[Collected data]
========================================
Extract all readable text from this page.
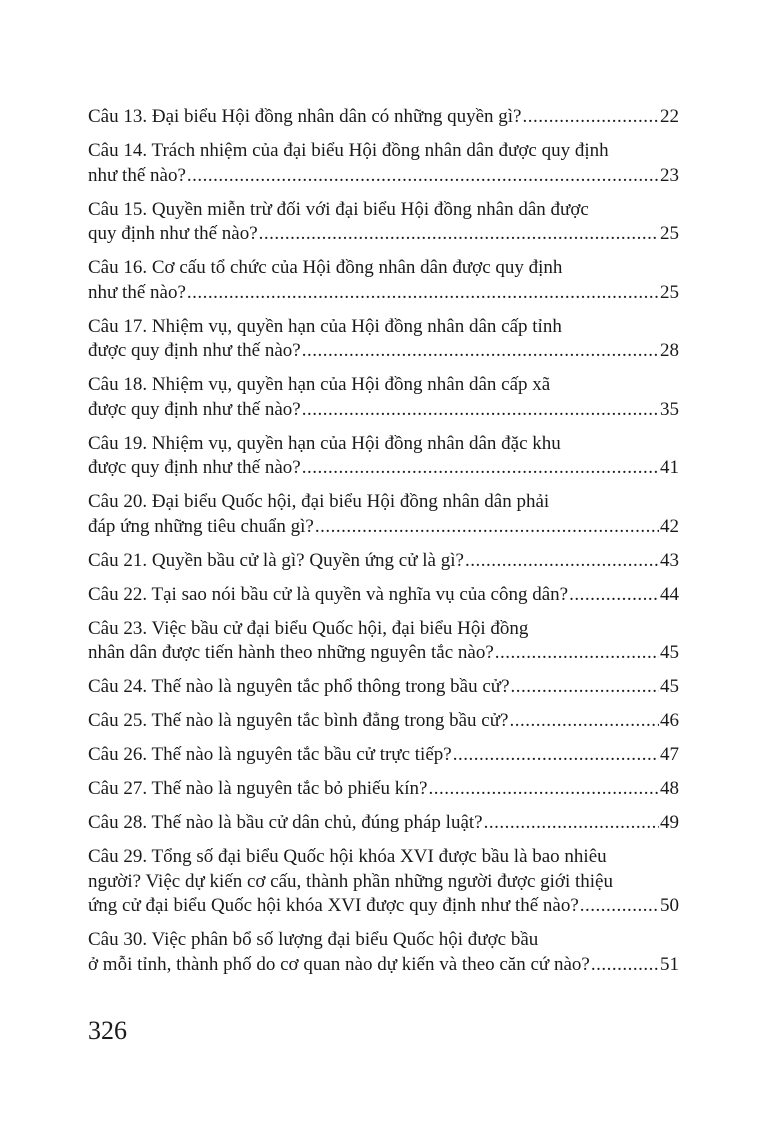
Câu 13. Đại biểu Hội đồng nhân dân có những quyền gì? .....	22
Câu 14. Trách nhiệm của đại biểu Hội đồng nhân dân được quy định
như thế nào? .....	23
Câu 15. Quyền miễn trừ đối với đại biểu Hội đồng nhân dân được
quy định như thế nào? .....	25
Câu 16. Cơ cấu tổ chức của Hội đồng nhân dân được quy định
như thế nào? .....	25
Câu 17. Nhiệm vụ, quyền hạn của Hội đồng nhân dân cấp tỉnh
được quy định như thế nào? .....	28
Câu 18. Nhiệm vụ, quyền hạn của Hội đồng nhân dân cấp xã
được quy định như thế nào? .....	35
Câu 19. Nhiệm vụ, quyền hạn của Hội đồng nhân dân đặc khu
được quy định như thế nào? .....	41
Câu 20. Đại biểu Quốc hội, đại biểu Hội đồng nhân dân phải
đáp ứng những tiêu chuẩn gì? .....	42
Câu 21. Quyền bầu cử là gì? Quyền ứng cử là gì? .....	43
Câu 22. Tại sao nói bầu cử là quyền và nghĩa vụ của công dân? .....	44
Câu 23. Việc bầu cử đại biểu Quốc hội, đại biểu Hội đồng
nhân dân được tiến hành theo những nguyên tắc nào? .....	45
Câu 24. Thế nào là nguyên tắc phổ thông trong bầu cử? .....	45
Câu 25. Thế nào là nguyên tắc bình đẳng trong bầu cử? .....	46
Câu 26. Thế nào là nguyên tắc bầu cử trực tiếp? .....	47
Câu 27. Thế nào là nguyên tắc bỏ phiếu kín? .....	48
Câu 28. Thế nào là bầu cử dân chủ, đúng pháp luật? .....	49
Câu 29. Tổng số đại biểu Quốc hội khóa XVI được bầu là bao nhiêu
người? Việc dự kiến cơ cấu, thành phần những người được giới thiệu
ứng cử đại biểu Quốc hội khóa XVI được quy định như thế nào? .....	50
Câu 30. Việc phân bổ số lượng đại biểu Quốc hội được bầu
ở mỗi tỉnh, thành phố do cơ quan nào dự kiến và theo căn cứ nào? .....	51
326
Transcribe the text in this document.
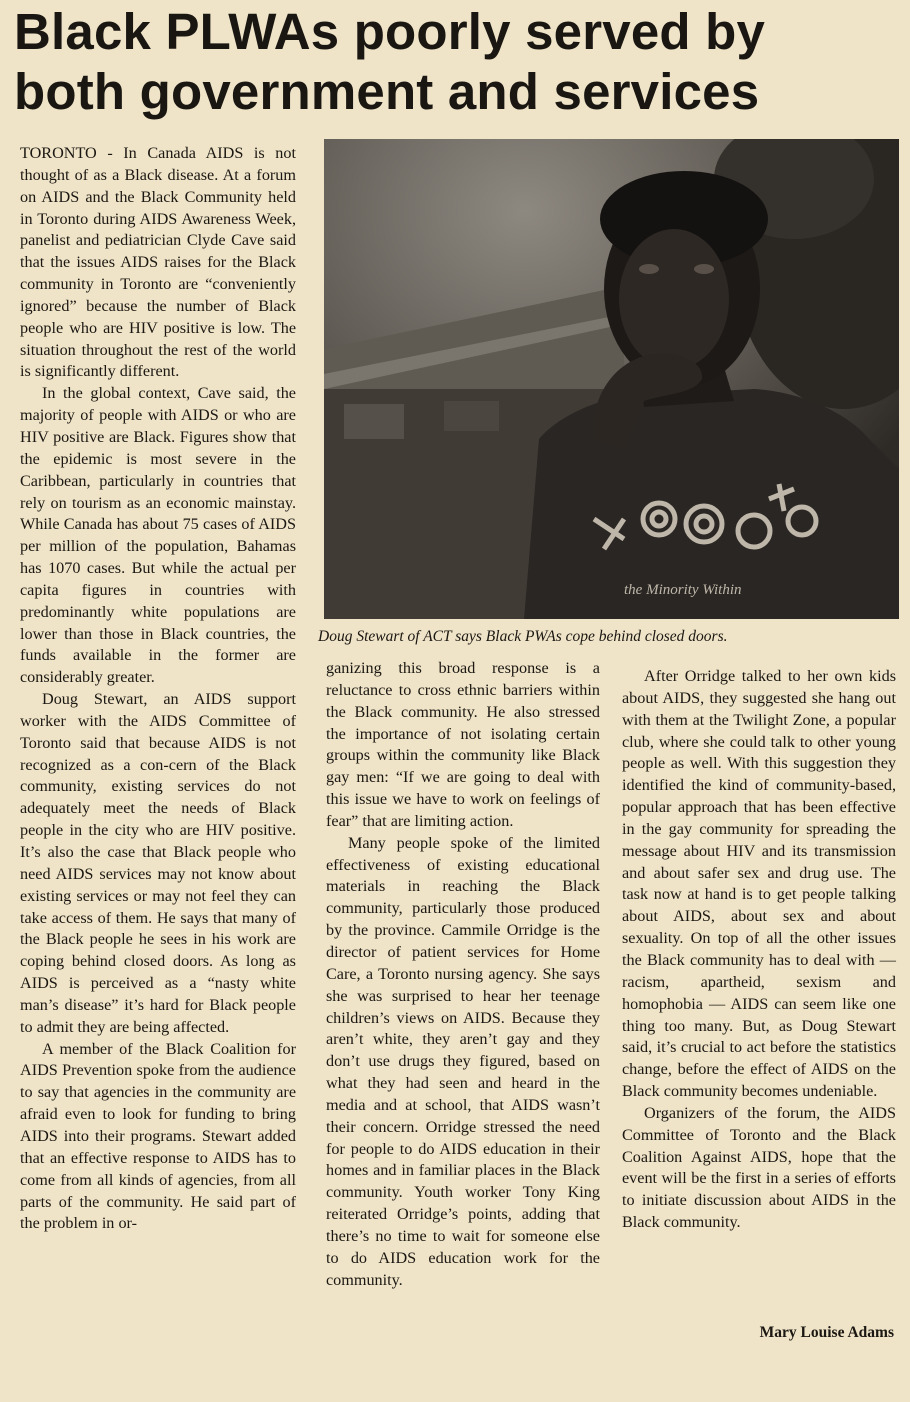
Black PLWAs poorly served by
both government and services

TORONTO - In Canada AIDS is not thought of as a Black disease. At a forum on AIDS and the Black Community held in Toronto during AIDS Awareness Week, panelist and pediatrician Clyde Cave said that the issues AIDS raises for the Black community in Toronto are “conveniently ignored” because the number of Black people who are HIV positive is low. The situation throughout the rest of the world is significantly different.

In the global context, Cave said, the majority of people with AIDS or who are HIV positive are Black. Figures show that the epidemic is most severe in the Caribbean, particularly in countries that rely on tourism as an economic mainstay. While Canada has about 75 cases of AIDS per million of the population, Bahamas has 1070 cases. But while the actual per capita figures in countries with predominantly white populations are lower than those in Black countries, the funds available in the former are considerably greater.

Doug Stewart, an AIDS support worker with the AIDS Committee of Toronto said that because AIDS is not recognized as a con-cern of the Black community, existing services do not adequately meet the needs of Black people in the city who are HIV positive. It’s also the case that Black people who need AIDS services may not know about existing services or may not feel they can take access of them. He says that many of the Black people he sees in his work are coping behind closed doors. As long as AIDS is perceived as a “nasty white man’s disease” it’s hard for Black people to admit they are being affected.

A member of the Black Coalition for AIDS Prevention spoke from the audience to say that agencies in the community are afraid even to look for funding to bring AIDS into their programs. Stewart added that an effective response to AIDS has to come from all kinds of agencies, from all parts of the community. He said part of the problem in or-

the Minority Within
Doug Stewart of ACT says Black PWAs cope behind closed doors.

ganizing this broad response is a reluctance to cross ethnic barriers within the Black community. He also stressed the importance of not isolating certain groups within the community like Black gay men: “If we are going to deal with this issue we have to work on feelings of fear” that are limiting action.

Many people spoke of the limited effectiveness of existing educational materials in reaching the Black community, particularly those produced by the province. Cammile Orridge is the director of patient services for Home Care, a Toronto nursing agency. She says she was surprised to hear her teenage children’s views on AIDS. Because they aren’t white, they aren’t gay and they don’t use drugs they figured, based on what they had seen and heard in the media and at school, that AIDS wasn’t their concern. Orridge stressed the need for people to do AIDS education in their homes and in familiar places in the Black community. Youth worker Tony King reiterated Orridge’s points, adding that there’s no time to wait for someone else to do AIDS education work for the community.

After Orridge talked to her own kids about AIDS, they suggested she hang out with them at the Twilight Zone, a popular club, where she could talk to other young people as well. With this suggestion they identified the kind of community-based, popular approach that has been effective in the gay community for spreading the message about HIV and its transmission and about safer sex and drug use. The task now at hand is to get people talking about AIDS, about sex and about sexuality. On top of all the other issues the Black community has to deal with — racism, apartheid, sexism and homophobia — AIDS can seem like one thing too many. But, as Doug Stewart said, it’s crucial to act before the statistics change, before the effect of AIDS on the Black community becomes undeniable.

Organizers of the forum, the AIDS Committee of Toronto and the Black Coalition Against AIDS, hope that the event will be the first in a series of efforts to initiate discussion about AIDS in the Black community.

Mary Louise Adams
========================================
WHAT YOU NEED TO DO - Reproduce each entry verbatim, excluding any embedded images.

EXPECTED OUTPUT -
Extract all readable text from this page.
Câu 13. Đại biểu Hội đồng nhân dân có những quyền gì? .....	22
Câu 14. Trách nhiệm của đại biểu Hội đồng nhân dân được quy định
như thế nào? .....	23
Câu 15. Quyền miễn trừ đối với đại biểu Hội đồng nhân dân được
quy định như thế nào? .....	25
Câu 16. Cơ cấu tổ chức của Hội đồng nhân dân được quy định
như thế nào? .....	25
Câu 17. Nhiệm vụ, quyền hạn của Hội đồng nhân dân cấp tỉnh
được quy định như thế nào? .....	28
Câu 18. Nhiệm vụ, quyền hạn của Hội đồng nhân dân cấp xã
được quy định như thế nào? .....	35
Câu 19. Nhiệm vụ, quyền hạn của Hội đồng nhân dân đặc khu
được quy định như thế nào? .....	41
Câu 20. Đại biểu Quốc hội, đại biểu Hội đồng nhân dân phải
đáp ứng những tiêu chuẩn gì? .....	42
Câu 21. Quyền bầu cử là gì? Quyền ứng cử là gì? .....	43
Câu 22. Tại sao nói bầu cử là quyền và nghĩa vụ của công dân? .....	44
Câu 23. Việc bầu cử đại biểu Quốc hội, đại biểu Hội đồng
nhân dân được tiến hành theo những nguyên tắc nào? .....	45
Câu 24. Thế nào là nguyên tắc phổ thông trong bầu cử? .....	45
Câu 25. Thế nào là nguyên tắc bình đẳng trong bầu cử? .....	46
Câu 26. Thế nào là nguyên tắc bầu cử trực tiếp? .....	47
Câu 27. Thế nào là nguyên tắc bỏ phiếu kín? .....	48
Câu 28. Thế nào là bầu cử dân chủ, đúng pháp luật? .....	49
Câu 29. Tổng số đại biểu Quốc hội khóa XVI được bầu là bao nhiêu
người? Việc dự kiến cơ cấu, thành phần những người được giới thiệu
ứng cử đại biểu Quốc hội khóa XVI được quy định như thế nào? .....	50
Câu 30. Việc phân bổ số lượng đại biểu Quốc hội được bầu
ở mỗi tỉnh, thành phố do cơ quan nào dự kiến và theo căn cứ nào? .....	51
326
Transcribe the text in this document.
Black PLWAs poorly served by
both government and services

TORONTO - In Canada AIDS is not thought of as a Black disease. At a forum on AIDS and the Black Community held in Toronto during AIDS Awareness Week, panelist and pediatrician Clyde Cave said that the issues AIDS raises for the Black community in Toronto are “conveniently ignored” because the number of Black people who are HIV positive is low. The situation throughout the rest of the world is significantly different.

In the global context, Cave said, the majority of people with AIDS or who are HIV positive are Black. Figures show that the epidemic is most severe in the Caribbean, particularly in countries that rely on tourism as an economic mainstay. While Canada has about 75 cases of AIDS per million of the population, Bahamas has 1070 cases. But while the actual per capita figures in countries with predominantly white populations are lower than those in Black countries, the funds available in the former are considerably greater.

Doug Stewart, an AIDS support worker with the AIDS Committee of Toronto said that because AIDS is not recognized as a con-cern of the Black community, existing services do not adequately meet the needs of Black people in the city who are HIV positive. It’s also the case that Black people who need AIDS services may not know about existing services or may not feel they can take access of them. He says that many of the Black people he sees in his work are coping behind closed doors. As long as AIDS is perceived as a “nasty white man’s disease” it’s hard for Black people to admit they are being affected.

A member of the Black Coalition for AIDS Prevention spoke from the audience to say that agencies in the community are afraid even to look for funding to bring AIDS into their programs. Stewart added that an effective response to AIDS has to come from all kinds of agencies, from all parts of the community. He said part of the problem in or-

the Minority Within
Doug Stewart of ACT says Black PWAs cope behind closed doors.

ganizing this broad response is a reluctance to cross ethnic barriers within the Black community. He also stressed the importance of not isolating certain groups within the community like Black gay men: “If we are going to deal with this issue we have to work on feelings of fear” that are limiting action.

Many people spoke of the limited effectiveness of existing educational materials in reaching the Black community, particularly those produced by the province. Cammile Orridge is the director of patient services for Home Care, a Toronto nursing agency. She says she was surprised to hear her teenage children’s views on AIDS. Because they aren’t white, they aren’t gay and they don’t use drugs they figured, based on what they had seen and heard in the media and at school, that AIDS wasn’t their concern. Orridge stressed the need for people to do AIDS education in their homes and in familiar places in the Black community. Youth worker Tony King reiterated Orridge’s points, adding that there’s no time to wait for someone else to do AIDS education work for the community.

After Orridge talked to her own kids about AIDS, they suggested she hang out with them at the Twilight Zone, a popular club, where she could talk to other young people as well. With this suggestion they identified the kind of community-based, popular approach that has been effective in the gay community for spreading the message about HIV and its transmission and about safer sex and drug use. The task now at hand is to get people talking about AIDS, about sex and about sexuality. On top of all the other issues the Black community has to deal with — racism, apartheid, sexism and homophobia — AIDS can seem like one thing too many. But, as Doug Stewart said, it’s crucial to act before the statistics change, before the effect of AIDS on the Black community becomes undeniable.

Organizers of the forum, the AIDS Committee of Toronto and the Black Coalition Against AIDS, hope that the event will be the first in a series of efforts to initiate discussion about AIDS in the Black community.

Mary Louise Adams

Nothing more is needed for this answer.